* Document extract:

I continued seeing 222 everywhere. Checks that I wrote had a 222 in them. Receipts I got from shopping had 222 in them. To this day, with every book I read, I seem to be aware of that page, 222, as it goes by.

There were other things that began happening too. My dreams got really vivid and wierd. I remember I dreamed about some tall dude coming up my front steps with a huge pumpkin head. I dreamed of myself coming up the front steps hand over hand on the railing as if I was having trouble with the ascent. I began to know that the phone was going to ring before it rang and then I began knowing who was on the other end. I was well and truly freaked by this time.

I went to the library to investigate ESP because that's what I thought this was about. When we were kids we were always interested in hearing about things ESP. But, it never actually happened to us. Just to other people. And, we also weren't real sure that it was real. I found a copy of Colin Wilson's book called ESP. It's a huge book and I read enough of it to find out he didn't consider things ESP to be freakish or alarming. That was enough to settle my breakfast and with a much calmer manner I began to read other books to try to discover what was happening to me.

I read somewhere that 222 is a signal that you are on your spiritual path. That put an entirely different spin on things from the lurid and freaky to a quietly psychic and spiritual path. I was comfortable with that.

I was on my way. So, 222 has a special significance for me and so do the books written by Stephen King. And, today is a special day for this blog.

Sunday, October 25, 2009

Psychic Skull

Somewhere along the line I read on the internet about a psychic who had skulls to sort of get her in the mood. I’ve got crystal balls, and different stones and crystals laying around. I’ve got a Buddha that sits below my monitor. I’ve got wind chimes and lucky pencils and one of those holographic etchings of Elvis, but I didn’t have a skull.

It sounded reasonable to me, so I went on the internet to look for skulls. I wasn’t interested in a real skull; a replica would be perfectly acceptable. Except, everywhere I looked they were expensive.

Halloween is coming up and the stores are stocking all sorts of goodies for the holiday. I happened upon a very nice skull at Walgreens for $5.99. Right up my alley. DeeDude wasn’t really thrilled with it and said I couldn’t keep it out in the living room. So, it sat on a little night stand table where I could look over at it. Seemed sort of bald. Seemed sort of not finished. I got the wild-hair idea that I would make little hats for it. Seasonal things. Like springtime would have lots of flowers on it. I could crochet them. I could do all sorts of things to dress my skull.

But, I didn’t do anything about it. I’ve just been real busy and haven’t had time to turn around and spit. Though I haven’t forgotten.

Last weekend we went to my girlfriend Barbara’s house for dinner. Dinner was fabulous and we had a lovely time. Her husband Charles had a birthday the day before and we took him a little present. When I put the ribbon on the wrapped present there was this extra piece with a piece of scotch tape on it that I stuck low down on the door jam for the cats to play with. They weren’t interested and the next day I found the curl of blue ribbon on the floor. I picked it up to throw it away and spied the skull. Perfect.

* Structured page parsing data:

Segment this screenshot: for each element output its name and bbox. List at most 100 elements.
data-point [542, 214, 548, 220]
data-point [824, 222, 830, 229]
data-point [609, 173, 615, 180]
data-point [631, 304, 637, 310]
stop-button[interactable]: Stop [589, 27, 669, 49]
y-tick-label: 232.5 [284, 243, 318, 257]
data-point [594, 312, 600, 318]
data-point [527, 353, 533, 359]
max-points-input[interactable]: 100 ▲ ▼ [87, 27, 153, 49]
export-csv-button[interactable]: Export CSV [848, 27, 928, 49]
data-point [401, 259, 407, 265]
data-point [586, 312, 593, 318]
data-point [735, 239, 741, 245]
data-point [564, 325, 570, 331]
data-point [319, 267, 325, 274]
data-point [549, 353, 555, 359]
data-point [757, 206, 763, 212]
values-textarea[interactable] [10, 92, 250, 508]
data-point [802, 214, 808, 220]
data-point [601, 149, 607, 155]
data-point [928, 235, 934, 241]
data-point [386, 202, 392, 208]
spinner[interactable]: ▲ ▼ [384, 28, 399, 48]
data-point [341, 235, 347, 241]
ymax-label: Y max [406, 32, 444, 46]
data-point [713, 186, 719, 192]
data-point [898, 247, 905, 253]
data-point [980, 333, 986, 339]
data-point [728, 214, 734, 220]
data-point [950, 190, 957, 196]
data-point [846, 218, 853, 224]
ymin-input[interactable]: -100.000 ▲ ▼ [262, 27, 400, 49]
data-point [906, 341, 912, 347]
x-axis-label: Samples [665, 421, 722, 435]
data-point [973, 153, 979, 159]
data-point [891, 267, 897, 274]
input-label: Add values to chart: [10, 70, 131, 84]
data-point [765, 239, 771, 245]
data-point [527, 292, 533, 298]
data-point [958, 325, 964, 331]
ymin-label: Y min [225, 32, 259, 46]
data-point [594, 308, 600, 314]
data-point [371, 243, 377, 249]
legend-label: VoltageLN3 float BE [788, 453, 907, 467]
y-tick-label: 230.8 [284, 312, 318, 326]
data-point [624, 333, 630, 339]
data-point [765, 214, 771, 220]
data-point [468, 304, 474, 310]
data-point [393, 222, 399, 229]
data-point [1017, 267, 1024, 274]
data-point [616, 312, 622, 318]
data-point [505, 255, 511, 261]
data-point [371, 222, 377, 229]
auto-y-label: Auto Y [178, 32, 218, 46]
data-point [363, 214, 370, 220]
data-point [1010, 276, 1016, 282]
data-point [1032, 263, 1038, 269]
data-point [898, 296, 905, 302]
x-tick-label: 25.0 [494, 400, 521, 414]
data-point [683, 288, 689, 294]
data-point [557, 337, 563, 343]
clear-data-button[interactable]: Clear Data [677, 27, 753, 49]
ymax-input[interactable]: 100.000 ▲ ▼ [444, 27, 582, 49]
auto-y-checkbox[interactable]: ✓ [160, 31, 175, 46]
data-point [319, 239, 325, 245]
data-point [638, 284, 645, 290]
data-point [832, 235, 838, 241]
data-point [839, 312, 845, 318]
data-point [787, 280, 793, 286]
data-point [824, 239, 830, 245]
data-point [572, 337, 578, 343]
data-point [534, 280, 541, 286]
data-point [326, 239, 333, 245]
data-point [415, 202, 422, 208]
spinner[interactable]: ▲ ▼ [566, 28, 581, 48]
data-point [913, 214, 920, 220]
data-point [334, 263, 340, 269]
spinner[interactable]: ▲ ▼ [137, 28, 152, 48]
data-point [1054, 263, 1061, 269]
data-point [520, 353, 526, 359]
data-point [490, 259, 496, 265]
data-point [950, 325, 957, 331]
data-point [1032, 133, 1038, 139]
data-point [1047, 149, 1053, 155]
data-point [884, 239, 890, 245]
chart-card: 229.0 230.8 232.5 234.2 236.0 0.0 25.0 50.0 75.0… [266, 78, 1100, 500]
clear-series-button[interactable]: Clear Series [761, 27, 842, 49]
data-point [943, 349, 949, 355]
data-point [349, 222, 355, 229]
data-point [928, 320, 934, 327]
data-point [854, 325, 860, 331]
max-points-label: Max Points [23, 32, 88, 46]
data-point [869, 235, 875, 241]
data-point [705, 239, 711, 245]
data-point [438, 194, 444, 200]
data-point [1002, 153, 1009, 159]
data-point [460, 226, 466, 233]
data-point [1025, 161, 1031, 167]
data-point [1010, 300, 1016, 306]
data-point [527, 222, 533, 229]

* Exercises to complete:
(A) Answer these questions from the blog post:
(i) At which store did the writer find a skull, and what did it cost?
(ii) Whose book on ESP did the writer find at the library?
(iii) What color was the curl of ribbon the writer found on the floor?
(B) Say whether each statement agrees with the blog post, and quote the words that decide it:
(i) The writer wanted a real skull.
(ii) DeeDude allowed the skull to stay in the living room.
(iii) The writer read that 222 is a signal of being on a spiritual path.

* Responses:
(A)
(i) Walgreens, for $5.99.
(ii) Colin Wilson's.
(iii) Blue.

(B)
(i) No: "I wasn’t interested in a real skull; a replica would be perfectly acceptable."
(ii) No: "DeeDude wasn’t really thrilled with it and said I couldn’t keep it out in the living room."
(iii) Yes: "I read somewhere that 222 is a signal that you are on your spiritual path."